***** RECORDS SUPPLIED

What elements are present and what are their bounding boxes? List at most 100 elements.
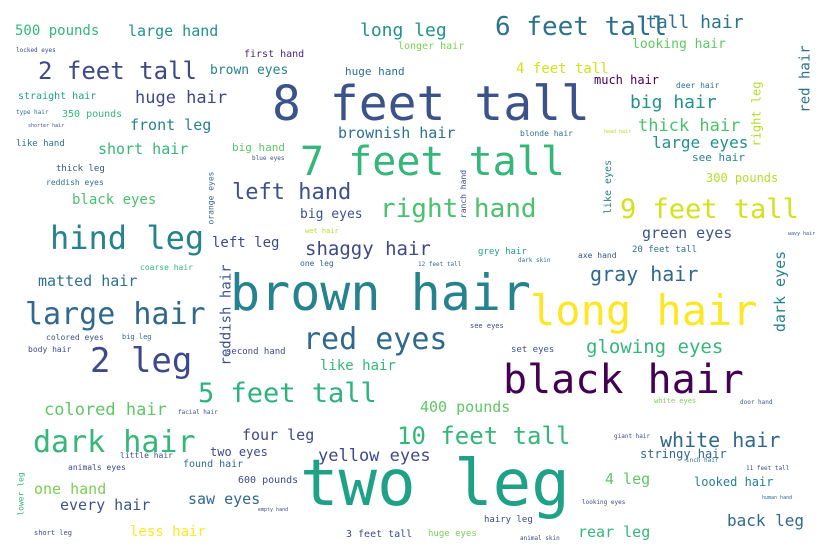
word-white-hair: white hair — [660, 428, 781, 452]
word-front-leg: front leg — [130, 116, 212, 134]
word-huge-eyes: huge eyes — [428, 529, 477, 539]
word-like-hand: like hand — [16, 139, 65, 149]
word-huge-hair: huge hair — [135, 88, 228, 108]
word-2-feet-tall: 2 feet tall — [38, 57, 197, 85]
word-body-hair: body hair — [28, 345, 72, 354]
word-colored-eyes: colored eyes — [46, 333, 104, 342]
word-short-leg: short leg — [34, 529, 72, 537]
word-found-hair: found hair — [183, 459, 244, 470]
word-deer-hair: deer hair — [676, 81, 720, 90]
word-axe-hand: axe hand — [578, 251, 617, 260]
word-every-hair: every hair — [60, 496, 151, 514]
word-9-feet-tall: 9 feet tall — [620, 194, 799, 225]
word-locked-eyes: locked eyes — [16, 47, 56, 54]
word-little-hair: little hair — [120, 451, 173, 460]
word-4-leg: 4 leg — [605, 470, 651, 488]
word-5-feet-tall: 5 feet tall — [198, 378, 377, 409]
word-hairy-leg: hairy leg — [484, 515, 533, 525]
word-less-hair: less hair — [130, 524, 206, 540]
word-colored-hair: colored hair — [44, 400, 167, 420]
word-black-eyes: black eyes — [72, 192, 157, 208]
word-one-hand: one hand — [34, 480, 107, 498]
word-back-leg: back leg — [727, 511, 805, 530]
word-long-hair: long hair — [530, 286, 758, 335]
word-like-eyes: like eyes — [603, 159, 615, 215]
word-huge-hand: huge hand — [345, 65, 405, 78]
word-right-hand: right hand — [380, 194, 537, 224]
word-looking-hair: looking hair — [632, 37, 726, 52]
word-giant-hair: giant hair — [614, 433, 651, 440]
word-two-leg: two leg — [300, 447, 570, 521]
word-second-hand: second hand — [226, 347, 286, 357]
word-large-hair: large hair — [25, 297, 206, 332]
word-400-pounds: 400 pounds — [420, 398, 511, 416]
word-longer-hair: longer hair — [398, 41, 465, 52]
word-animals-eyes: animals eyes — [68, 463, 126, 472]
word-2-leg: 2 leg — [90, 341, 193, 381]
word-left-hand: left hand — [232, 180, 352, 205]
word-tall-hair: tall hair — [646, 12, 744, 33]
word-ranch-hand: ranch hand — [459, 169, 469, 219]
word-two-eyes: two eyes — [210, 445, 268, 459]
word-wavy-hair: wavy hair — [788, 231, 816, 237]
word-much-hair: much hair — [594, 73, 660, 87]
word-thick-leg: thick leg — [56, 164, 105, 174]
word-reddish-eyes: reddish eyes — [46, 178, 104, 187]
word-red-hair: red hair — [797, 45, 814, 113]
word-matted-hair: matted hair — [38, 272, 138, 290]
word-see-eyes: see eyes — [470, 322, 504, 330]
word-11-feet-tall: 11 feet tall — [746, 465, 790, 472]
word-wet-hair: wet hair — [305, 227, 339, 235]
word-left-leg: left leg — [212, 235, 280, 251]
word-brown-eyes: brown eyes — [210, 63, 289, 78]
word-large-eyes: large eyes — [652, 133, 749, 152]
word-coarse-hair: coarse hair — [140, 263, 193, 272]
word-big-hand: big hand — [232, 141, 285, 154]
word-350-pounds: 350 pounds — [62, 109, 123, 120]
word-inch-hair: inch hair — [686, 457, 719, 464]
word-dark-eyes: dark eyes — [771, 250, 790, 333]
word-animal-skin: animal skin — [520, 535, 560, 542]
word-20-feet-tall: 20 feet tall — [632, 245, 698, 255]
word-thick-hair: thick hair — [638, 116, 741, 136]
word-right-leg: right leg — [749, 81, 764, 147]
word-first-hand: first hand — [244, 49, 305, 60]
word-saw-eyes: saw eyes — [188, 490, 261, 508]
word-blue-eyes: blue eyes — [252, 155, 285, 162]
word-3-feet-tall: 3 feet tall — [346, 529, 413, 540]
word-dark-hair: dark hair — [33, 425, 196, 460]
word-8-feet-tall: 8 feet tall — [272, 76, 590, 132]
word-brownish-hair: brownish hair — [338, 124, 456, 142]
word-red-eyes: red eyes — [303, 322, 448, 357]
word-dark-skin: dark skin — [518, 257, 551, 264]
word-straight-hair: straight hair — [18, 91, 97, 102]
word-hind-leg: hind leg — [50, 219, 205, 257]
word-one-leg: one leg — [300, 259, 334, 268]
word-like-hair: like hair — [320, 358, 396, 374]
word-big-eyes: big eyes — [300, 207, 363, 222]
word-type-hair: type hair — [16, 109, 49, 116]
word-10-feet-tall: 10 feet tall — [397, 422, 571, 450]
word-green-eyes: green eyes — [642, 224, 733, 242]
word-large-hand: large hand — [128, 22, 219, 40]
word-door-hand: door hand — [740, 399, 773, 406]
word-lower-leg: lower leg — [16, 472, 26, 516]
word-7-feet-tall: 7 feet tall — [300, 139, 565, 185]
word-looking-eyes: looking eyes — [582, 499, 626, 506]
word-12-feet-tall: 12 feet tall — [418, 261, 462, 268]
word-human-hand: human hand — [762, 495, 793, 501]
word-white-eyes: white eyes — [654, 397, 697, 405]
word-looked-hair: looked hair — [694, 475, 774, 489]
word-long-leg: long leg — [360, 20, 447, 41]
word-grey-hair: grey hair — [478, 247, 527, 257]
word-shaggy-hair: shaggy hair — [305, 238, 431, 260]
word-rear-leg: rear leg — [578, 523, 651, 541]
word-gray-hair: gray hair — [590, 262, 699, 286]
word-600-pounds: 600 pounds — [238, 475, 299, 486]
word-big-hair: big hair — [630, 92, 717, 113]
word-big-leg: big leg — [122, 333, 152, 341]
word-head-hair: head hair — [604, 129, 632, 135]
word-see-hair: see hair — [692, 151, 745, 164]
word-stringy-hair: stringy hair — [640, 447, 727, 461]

**********
***** RECORDS SUPPLIED

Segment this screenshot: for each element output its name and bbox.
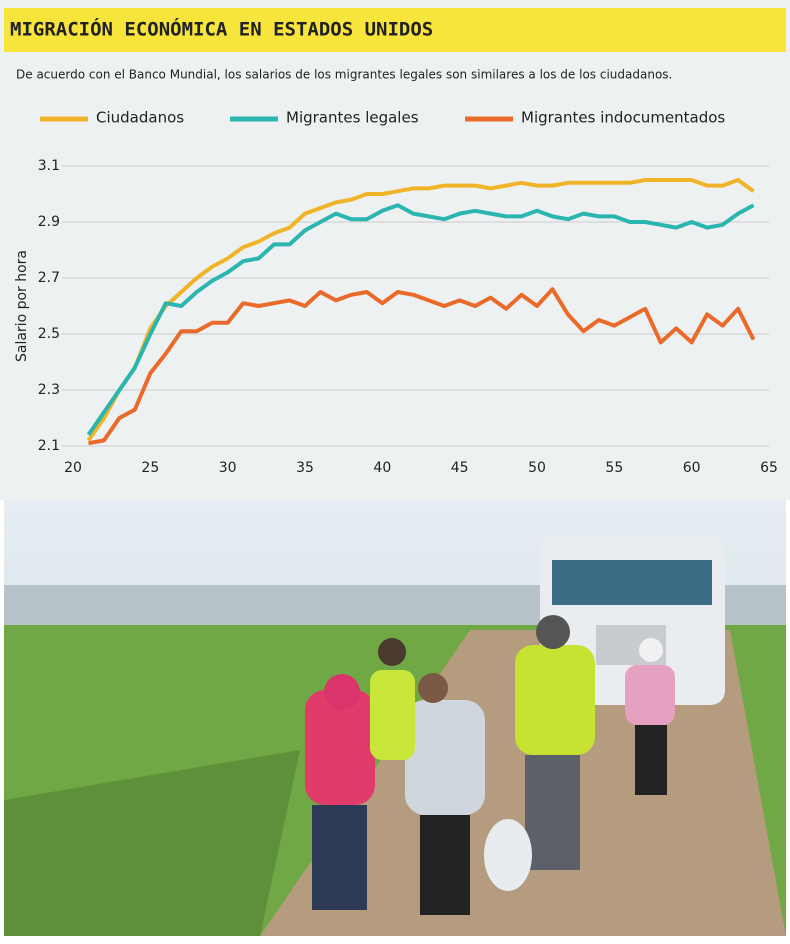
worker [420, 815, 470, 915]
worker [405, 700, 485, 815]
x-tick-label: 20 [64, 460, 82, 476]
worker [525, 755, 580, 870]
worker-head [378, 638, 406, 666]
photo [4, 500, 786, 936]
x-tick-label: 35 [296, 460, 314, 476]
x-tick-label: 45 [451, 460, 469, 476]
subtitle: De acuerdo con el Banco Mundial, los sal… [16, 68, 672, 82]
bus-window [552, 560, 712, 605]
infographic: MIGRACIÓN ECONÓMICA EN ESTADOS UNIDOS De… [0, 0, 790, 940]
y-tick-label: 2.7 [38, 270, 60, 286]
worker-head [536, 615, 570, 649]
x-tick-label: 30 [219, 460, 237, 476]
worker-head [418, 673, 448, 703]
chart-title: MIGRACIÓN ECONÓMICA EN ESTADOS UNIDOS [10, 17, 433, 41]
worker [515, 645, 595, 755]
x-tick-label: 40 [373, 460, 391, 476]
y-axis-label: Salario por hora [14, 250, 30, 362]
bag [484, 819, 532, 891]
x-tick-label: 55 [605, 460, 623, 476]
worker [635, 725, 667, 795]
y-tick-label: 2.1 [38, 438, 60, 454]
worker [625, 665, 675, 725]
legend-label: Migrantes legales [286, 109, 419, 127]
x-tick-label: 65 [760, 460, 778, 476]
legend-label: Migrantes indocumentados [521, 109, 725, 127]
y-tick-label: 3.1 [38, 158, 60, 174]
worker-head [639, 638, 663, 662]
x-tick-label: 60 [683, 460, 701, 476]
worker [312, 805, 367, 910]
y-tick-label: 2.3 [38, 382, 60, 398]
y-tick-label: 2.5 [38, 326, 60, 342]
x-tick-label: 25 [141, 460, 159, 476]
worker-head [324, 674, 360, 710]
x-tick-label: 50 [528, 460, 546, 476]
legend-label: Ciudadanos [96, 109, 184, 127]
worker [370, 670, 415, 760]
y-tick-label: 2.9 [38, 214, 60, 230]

**********
***** RECORDS SUPPLIED

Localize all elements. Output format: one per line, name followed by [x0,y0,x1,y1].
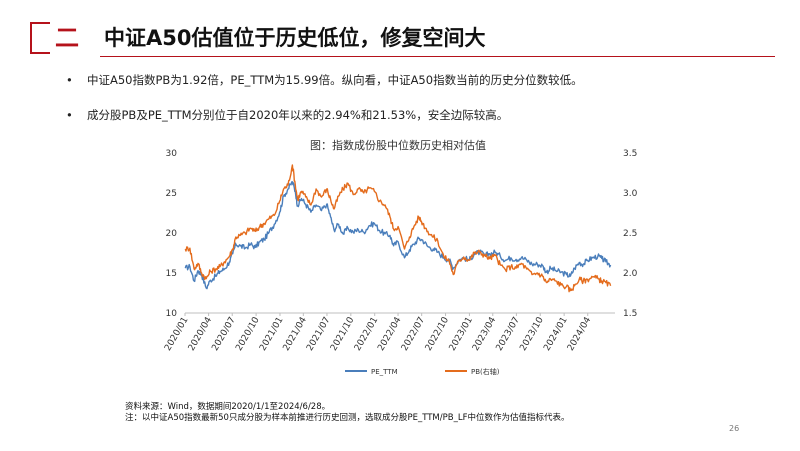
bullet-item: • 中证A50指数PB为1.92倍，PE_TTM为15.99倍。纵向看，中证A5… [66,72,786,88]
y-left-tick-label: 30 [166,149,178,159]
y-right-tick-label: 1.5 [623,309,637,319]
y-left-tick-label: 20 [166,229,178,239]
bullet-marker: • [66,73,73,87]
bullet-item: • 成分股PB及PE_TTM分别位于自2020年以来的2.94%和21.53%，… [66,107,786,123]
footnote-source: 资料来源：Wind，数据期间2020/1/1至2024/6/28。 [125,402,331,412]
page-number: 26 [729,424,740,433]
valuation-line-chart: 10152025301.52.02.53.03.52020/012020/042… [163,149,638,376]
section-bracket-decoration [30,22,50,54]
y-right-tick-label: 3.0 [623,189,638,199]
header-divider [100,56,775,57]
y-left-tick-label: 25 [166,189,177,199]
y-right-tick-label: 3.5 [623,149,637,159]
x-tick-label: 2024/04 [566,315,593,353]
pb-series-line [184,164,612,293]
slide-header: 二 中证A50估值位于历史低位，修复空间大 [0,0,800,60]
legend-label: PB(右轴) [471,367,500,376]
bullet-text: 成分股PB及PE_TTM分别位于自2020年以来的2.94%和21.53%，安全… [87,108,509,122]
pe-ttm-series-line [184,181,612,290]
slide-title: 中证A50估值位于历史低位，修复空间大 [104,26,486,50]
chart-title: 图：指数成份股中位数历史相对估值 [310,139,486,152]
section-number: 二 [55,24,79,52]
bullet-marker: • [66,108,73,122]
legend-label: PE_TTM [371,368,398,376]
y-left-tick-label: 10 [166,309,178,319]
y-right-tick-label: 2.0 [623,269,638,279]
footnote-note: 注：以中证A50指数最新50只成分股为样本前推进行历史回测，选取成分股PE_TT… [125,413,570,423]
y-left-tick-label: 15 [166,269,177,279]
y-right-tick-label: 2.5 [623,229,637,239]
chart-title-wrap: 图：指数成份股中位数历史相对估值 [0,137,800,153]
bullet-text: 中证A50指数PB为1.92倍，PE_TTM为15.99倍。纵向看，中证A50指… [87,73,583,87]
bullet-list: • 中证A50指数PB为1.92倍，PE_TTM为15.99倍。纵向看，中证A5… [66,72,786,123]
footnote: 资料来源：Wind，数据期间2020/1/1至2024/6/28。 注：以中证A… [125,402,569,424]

**********

Write out, unchanged, the lines from the one containing "worker [420, 815, 470, 915]" through the one containing "worker-head [418, 673, 448, 703]", both included.

**EXERCISE OUTPUT**:
worker [420, 815, 470, 915]
worker [405, 700, 485, 815]
x-tick-label: 20 [64, 460, 82, 476]
worker [525, 755, 580, 870]
worker-head [378, 638, 406, 666]
photo [4, 500, 786, 936]
x-tick-label: 35 [296, 460, 314, 476]
x-tick-label: 45 [451, 460, 469, 476]
subtitle: De acuerdo con el Banco Mundial, los sal… [16, 68, 672, 82]
bus-window [552, 560, 712, 605]
infographic: MIGRACIÓN ECONÓMICA EN ESTADOS UNIDOS De… [0, 0, 790, 940]
y-tick-label: 2.7 [38, 270, 60, 286]
worker-head [536, 615, 570, 649]
x-tick-label: 30 [219, 460, 237, 476]
worker-head [418, 673, 448, 703]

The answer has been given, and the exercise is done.